--- Begin ---

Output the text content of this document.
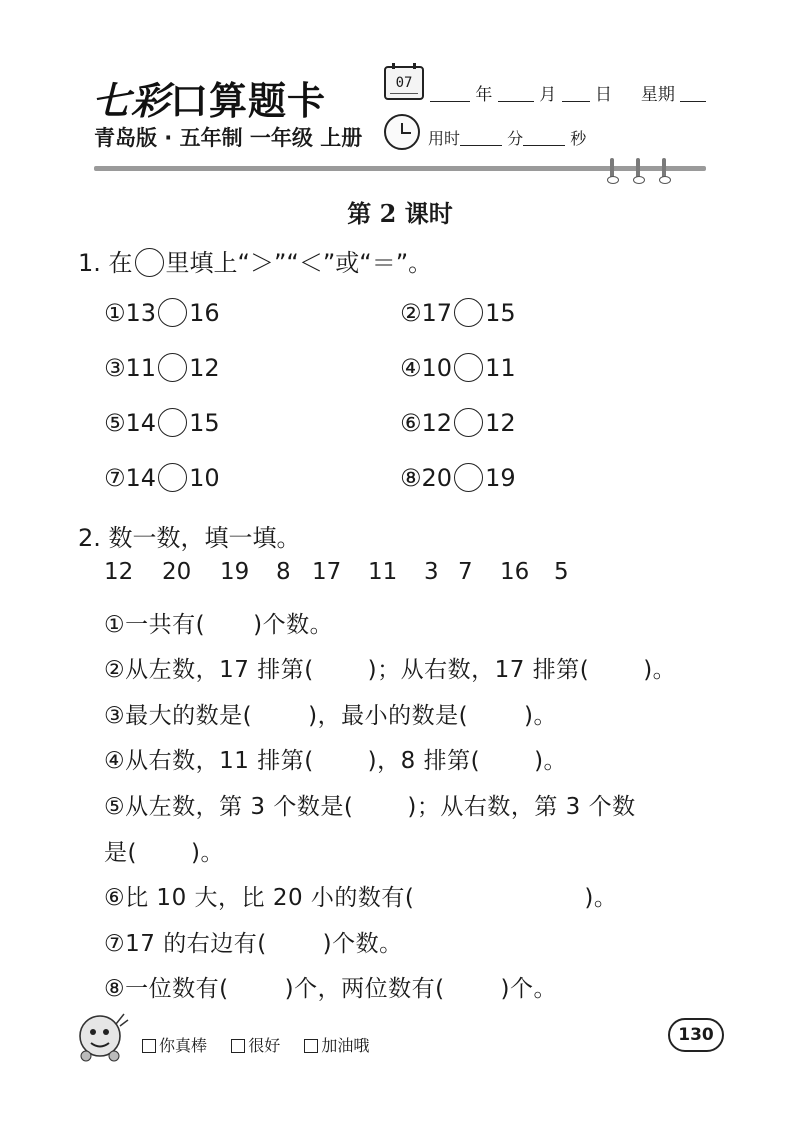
七彩口算题卡	07
年	月 日 星期
青岛版 · 五年制 一年级 上册	用时	分	秒
第 2 课时
1. 在 里填上“＞”“＜”或“＝”。
①13 16	②17 15
③11 12	④10 11
⑤14 15	⑥12 12
⑦14 10	⑧20 19
2. 数一数，填一填。
12 20 19 8 17 11 3 7 16 5
①一共有( )个数。
②从左数，17 排第( )；从右数，17 排第( )。
③最大的数是( )，最小的数是( )。
④从右数，11 排第( )，8 排第( )。
⑤从左数，第 3 个数是( )；从右数，第 3 个数
是( )。
⑥比 10 大，比 20 小的数有(	)。
⑦17 的右边有( )个数。
⑧一位数有( )个，两位数有( )个。
你真棒	很好	加油哦
130
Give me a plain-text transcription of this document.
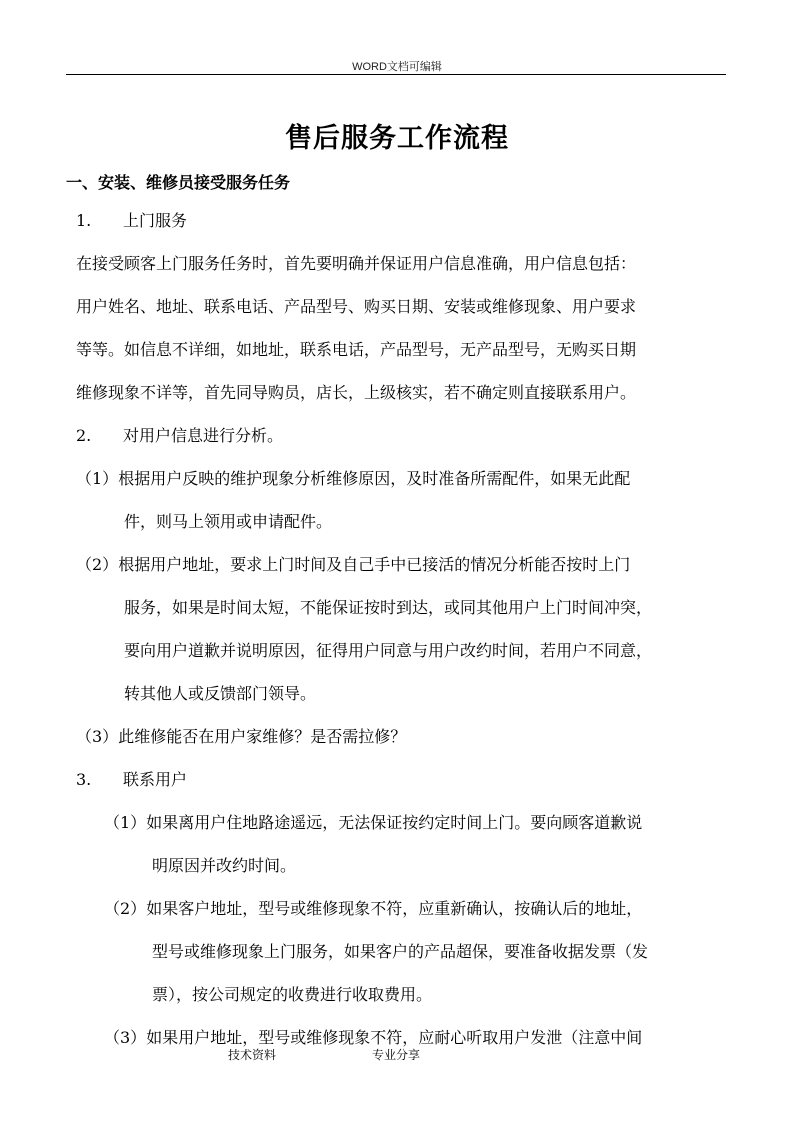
WORD文档可编辑
售后服务工作流程
一、安装、维修员接受服务任务
1. 上门服务
在接受顾客上门服务任务时，首先要明确并保证用户信息准确，用户信息包括：
用户姓名、地址、联系电话、产品型号、购买日期、安装或维修现象、用户要求
等等。如信息不详细，如地址，联系电话，产品型号，无产品型号，无购买日期
维修现象不详等，首先同导购员，店长，上级核实，若不确定则直接联系用户。
2. 对用户信息进行分析。
（1）根据用户反映的维护现象分析维修原因，及时准备所需配件，如果无此配
件，则马上领用或申请配件。
（2）根据用户地址，要求上门时间及自己手中已接活的情况分析能否按时上门
服务，如果是时间太短，不能保证按时到达，或同其他用户上门时间冲突，
要向用户道歉并说明原因，征得用户同意与用户改约时间，若用户不同意，
转其他人或反馈部门领导。
（3）此维修能否在用户家维修？是否需拉修？
3. 联系用户
（1）如果离用户住地路途遥远，无法保证按约定时间上门。要向顾客道歉说
明原因并改约时间。
（2）如果客户地址，型号或维修现象不符，应重新确认，按确认后的地址，
型号或维修现象上门服务，如果客户的产品超保，要准备收据发票（发
票），按公司规定的收费进行收取费用。
（3）如果用户地址，型号或维修现象不符，应耐心听取用户发泄（注意中间
技术资料	专业分享
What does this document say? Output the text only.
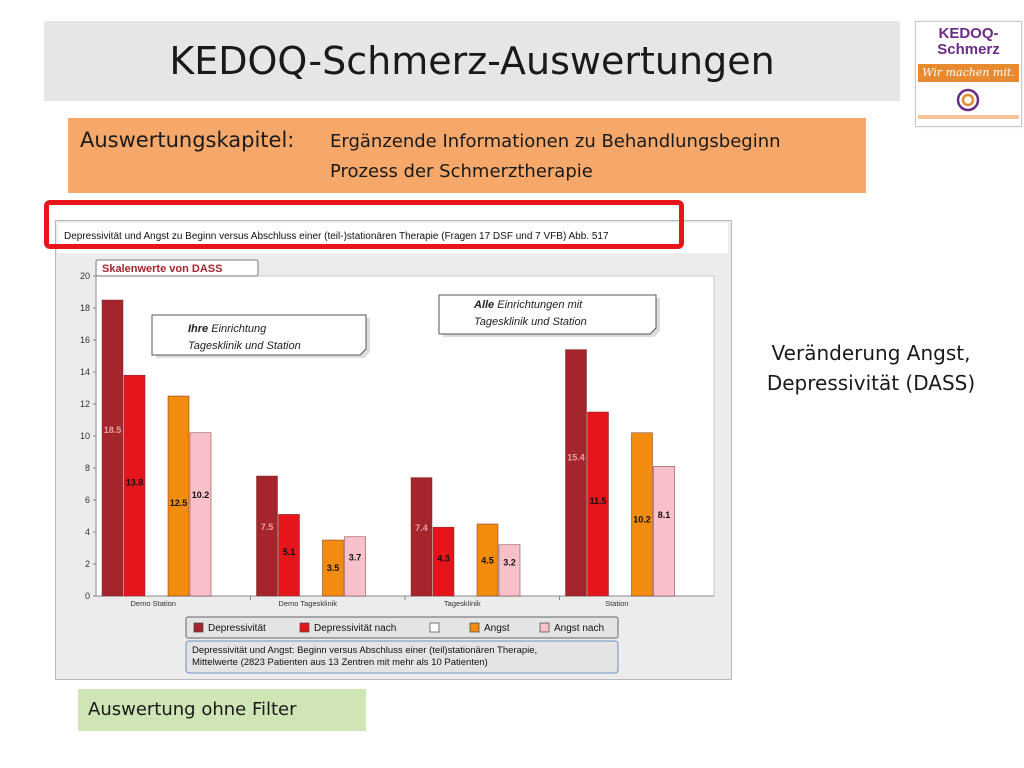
KEDOQ-Schmerz-Auswertungen
KEDOQ-
Schmerz
Wir machen mit.
Auswertungskapitel: Ergänzende Informationen zu Behandlungsbeginn
Prozess der Schmerztherapie
Depressivität und Angst zu Beginn versus Abschluss einer (teil-)stationären Therapie (Fragen 17 DSF und 7 VFB) Abb. 517
0
2
4
6
8
10
12
14
16
18
20
18.5
13.8
12.5
10.2
7.5
5.1
3.5
3.7
7.4
4.3	4.5 3.2
15.4
11.5
10.2 8.1
Demo Station	Demo Tagesklinik	Tagesklinik	Station
Skalenwerte von DASS
Ihre Einrichtung
Tagesklinik und Station
Alle Einrichtungen mit
Tagesklinik und Station
Depressivität	Depressivität nach	Angst	Angst nach
Depressivität und Angst: Beginn versus Abschluss einer (teil)stationären Therapie,
Mittelwerte (2823 Patienten aus 13 Zentren mit mehr als 10 Patienten)
Veränderung Angst,
Depressivität (DASS)
Auswertung ohne Filter
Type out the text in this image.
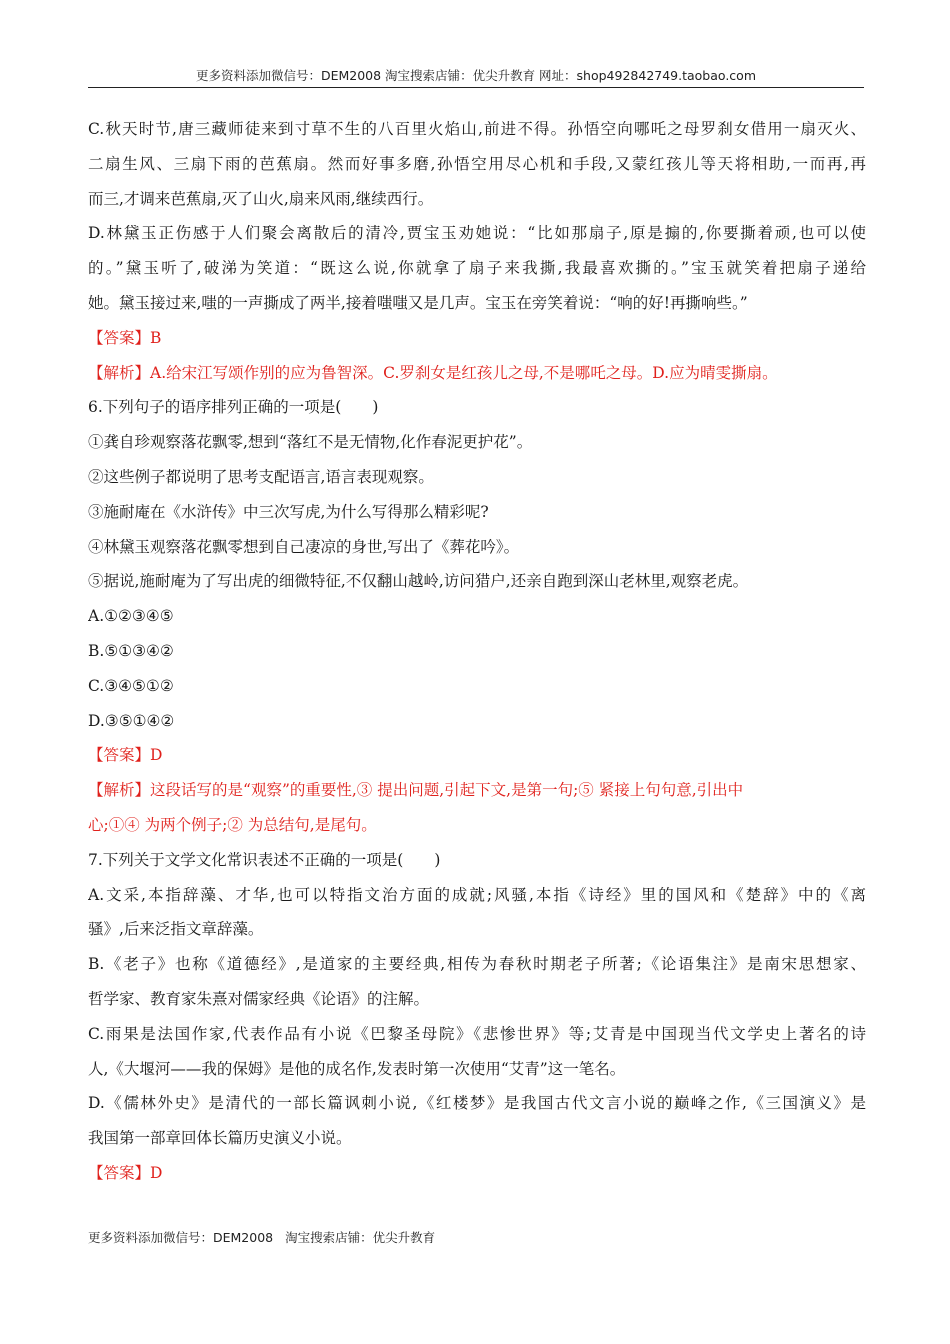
更多资料添加微信号：DEM2008 淘宝搜索店铺：优尖升教育 网址：shop492842749.taobao.com
C.秋天时节,唐三藏师徒来到寸草不生的八百里火焰山,前进不得。孙悟空向哪吒之母罗刹女借用一扇灭火、
二扇生风、三扇下雨的芭蕉扇。然而好事多磨,孙悟空用尽心机和手段,又蒙红孩儿等天将相助,一而再,再
而三,才调来芭蕉扇,灭了山火,扇来风雨,继续西行。
D.林黛玉正伤感于人们聚会离散后的清冷,贾宝玉劝她说：“比如那扇子,原是搧的,你要撕着顽,也可以使
的。”黛玉听了,破涕为笑道：“既这么说,你就拿了扇子来我撕,我最喜欢撕的。”宝玉就笑着把扇子递给
她。黛玉接过来,嗤的一声撕成了两半,接着嗤嗤又是几声。宝玉在旁笑着说：“响的好!再撕响些。”
【答案】B
【解析】A.给宋江写颂作别的应为鲁智深。C.罗刹女是红孩儿之母,不是哪吒之母。D.应为晴雯撕扇。
6.下列句子的语序排列正确的一项是(　　)
①龚自珍观察落花飘零,想到“落红不是无情物,化作春泥更护花”。
②这些例子都说明了思考支配语言,语言表现观察。
③施耐庵在《水浒传》中三次写虎,为什么写得那么精彩呢?
④林黛玉观察落花飘零想到自己凄凉的身世,写出了《葬花吟》。
⑤据说,施耐庵为了写出虎的细微特征,不仅翻山越岭,访问猎户,还亲自跑到深山老林里,观察老虎。
A.①②③④⑤
B.⑤①③④②
C.③④⑤①②
D.③⑤①④②
【答案】D
【解析】这段话写的是“观察”的重要性,③ 提出问题,引起下文,是第一句;⑤ 紧接上句句意,引出中
心;①④ 为两个例子;② 为总结句,是尾句。
7.下列关于文学文化常识表述不正确的一项是(　　)
A.文采,本指辞藻、才华,也可以特指文治方面的成就;风骚,本指《诗经》里的国风和《楚辞》中的《离
骚》,后来泛指文章辞藻。
B.《老子》也称《道德经》,是道家的主要经典,相传为春秋时期老子所著;《论语集注》是南宋思想家、
哲学家、教育家朱熹对儒家经典《论语》的注解。
C.雨果是法国作家,代表作品有小说《巴黎圣母院》《悲惨世界》等;艾青是中国现当代文学史上著名的诗
人,《大堰河——我的保姆》是他的成名作,发表时第一次使用“艾青”这一笔名。
D.《儒林外史》是清代的一部长篇讽刺小说,《红楼梦》是我国古代文言小说的巅峰之作,《三国演义》是
我国第一部章回体长篇历史演义小说。
【答案】D
更多资料添加微信号：DEM2008 淘宝搜索店铺：优尖升教育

--- End ---

- [Task description]: All of the data above should be transcribed verbatim, with pictures omitted.

- [Solved exercise]:
Output the text content of this document.
七彩口算题卡	07
年	月 日 星期
青岛版 · 五年制 一年级 上册	用时	分	秒
第 2 课时
1. 在 里填上“＞”“＜”或“＝”。
①13 16	②17 15
③11 12	④10 11
⑤14 15	⑥12 12
⑦14 10	⑧20 19
2. 数一数，填一填。
12 20 19 8 17 11 3 7 16 5
①一共有( )个数。
②从左数，17 排第( )；从右数，17 排第( )。
③最大的数是( )，最小的数是( )。
④从右数，11 排第( )，8 排第( )。
⑤从左数，第 3 个数是( )；从右数，第 3 个数
是( )。
⑥比 10 大，比 20 小的数有(	)。
⑦17 的右边有( )个数。
⑧一位数有( )个，两位数有( )个。
你真棒	很好	加油哦
130
Give me a plain-text transcription of this document.
WORD文档可编辑
售后服务工作流程
一、安装、维修员接受服务任务
1. 上门服务
在接受顾客上门服务任务时，首先要明确并保证用户信息准确，用户信息包括：
用户姓名、地址、联系电话、产品型号、购买日期、安装或维修现象、用户要求
等等。如信息不详细，如地址，联系电话，产品型号，无产品型号，无购买日期
维修现象不详等，首先同导购员，店长，上级核实，若不确定则直接联系用户。
2. 对用户信息进行分析。
（1）根据用户反映的维护现象分析维修原因，及时准备所需配件，如果无此配
件，则马上领用或申请配件。
（2）根据用户地址，要求上门时间及自己手中已接活的情况分析能否按时上门
服务，如果是时间太短，不能保证按时到达，或同其他用户上门时间冲突，
要向用户道歉并说明原因，征得用户同意与用户改约时间，若用户不同意，
转其他人或反馈部门领导。
（3）此维修能否在用户家维修？是否需拉修？
3. 联系用户
（1）如果离用户住地路途遥远，无法保证按约定时间上门。要向顾客道歉说
明原因并改约时间。
（2）如果客户地址，型号或维修现象不符，应重新确认，按确认后的地址，
型号或维修现象上门服务，如果客户的产品超保，要准备收据发票（发
票），按公司规定的收费进行收取费用。
（3）如果用户地址，型号或维修现象不符，应耐心听取用户发泄（注意中间
技术资料	专业分享
What does this document say? Output the text only.
KEDOQ-Schmerz-Auswertungen
KEDOQ-
Schmerz
Wir machen mit.
Auswertungskapitel: Ergänzende Informationen zu Behandlungsbeginn
Prozess der Schmerztherapie
Depressivität und Angst zu Beginn versus Abschluss einer (teil-)stationären Therapie (Fragen 17 DSF und 7 VFB) Abb. 517
0
2
4
6
8
10
12
14
16
18
20
18.5
13.8
12.5
10.2
7.5
5.1
3.5
3.7
7.4
4.3	4.5 3.2
15.4
11.5
10.2 8.1
Demo Station	Demo Tagesklinik	Tagesklinik	Station
Skalenwerte von DASS
Ihre Einrichtung
Tagesklinik und Station
Alle Einrichtungen mit
Tagesklinik und Station
Depressivität	Depressivität nach	Angst	Angst nach
Depressivität und Angst: Beginn versus Abschluss einer (teil)stationären Therapie,
Mittelwerte (2823 Patienten aus 13 Zentren mit mehr als 10 Patienten)
Veränderung Angst,
Depressivität (DASS)
Auswertung ohne Filter
Type out the text in this image.
更多资料添加微信号：DEM2008 淘宝搜索店铺：优尖升教育 网址：shop492842749.taobao.com
C.秋天时节,唐三藏师徒来到寸草不生的八百里火焰山,前进不得。孙悟空向哪吒之母罗刹女借用一扇灭火、
二扇生风、三扇下雨的芭蕉扇。然而好事多磨,孙悟空用尽心机和手段,又蒙红孩儿等天将相助,一而再,再
而三,才调来芭蕉扇,灭了山火,扇来风雨,继续西行。
D.林黛玉正伤感于人们聚会离散后的清冷,贾宝玉劝她说：“比如那扇子,原是搧的,你要撕着顽,也可以使
的。”黛玉听了,破涕为笑道：“既这么说,你就拿了扇子来我撕,我最喜欢撕的。”宝玉就笑着把扇子递给
她。黛玉接过来,嗤的一声撕成了两半,接着嗤嗤又是几声。宝玉在旁笑着说：“响的好!再撕响些。”
【答案】B
【解析】A.给宋江写颂作别的应为鲁智深。C.罗刹女是红孩儿之母,不是哪吒之母。D.应为晴雯撕扇。
6.下列句子的语序排列正确的一项是(　　)
①龚自珍观察落花飘零,想到“落红不是无情物,化作春泥更护花”。
②这些例子都说明了思考支配语言,语言表现观察。
③施耐庵在《水浒传》中三次写虎,为什么写得那么精彩呢?
④林黛玉观察落花飘零想到自己凄凉的身世,写出了《葬花吟》。
⑤据说,施耐庵为了写出虎的细微特征,不仅翻山越岭,访问猎户,还亲自跑到深山老林里,观察老虎。
A.①②③④⑤
B.⑤①③④②
C.③④⑤①②
D.③⑤①④②
【答案】D
【解析】这段话写的是“观察”的重要性,③ 提出问题,引起下文,是第一句;⑤ 紧接上句句意,引出中
心;①④ 为两个例子;② 为总结句,是尾句。
7.下列关于文学文化常识表述不正确的一项是(　　)
A.文采,本指辞藻、才华,也可以特指文治方面的成就;风骚,本指《诗经》里的国风和《楚辞》中的《离
骚》,后来泛指文章辞藻。
B.《老子》也称《道德经》,是道家的主要经典,相传为春秋时期老子所著;《论语集注》是南宋思想家、
哲学家、教育家朱熹对儒家经典《论语》的注解。
C.雨果是法国作家,代表作品有小说《巴黎圣母院》《悲惨世界》等;艾青是中国现当代文学史上著名的诗
人,《大堰河——我的保姆》是他的成名作,发表时第一次使用“艾青”这一笔名。
D.《儒林外史》是清代的一部长篇讽刺小说,《红楼梦》是我国古代文言小说的巅峰之作,《三国演义》是
我国第一部章回体长篇历史演义小说。
【答案】D
更多资料添加微信号：DEM2008 淘宝搜索店铺：优尖升教育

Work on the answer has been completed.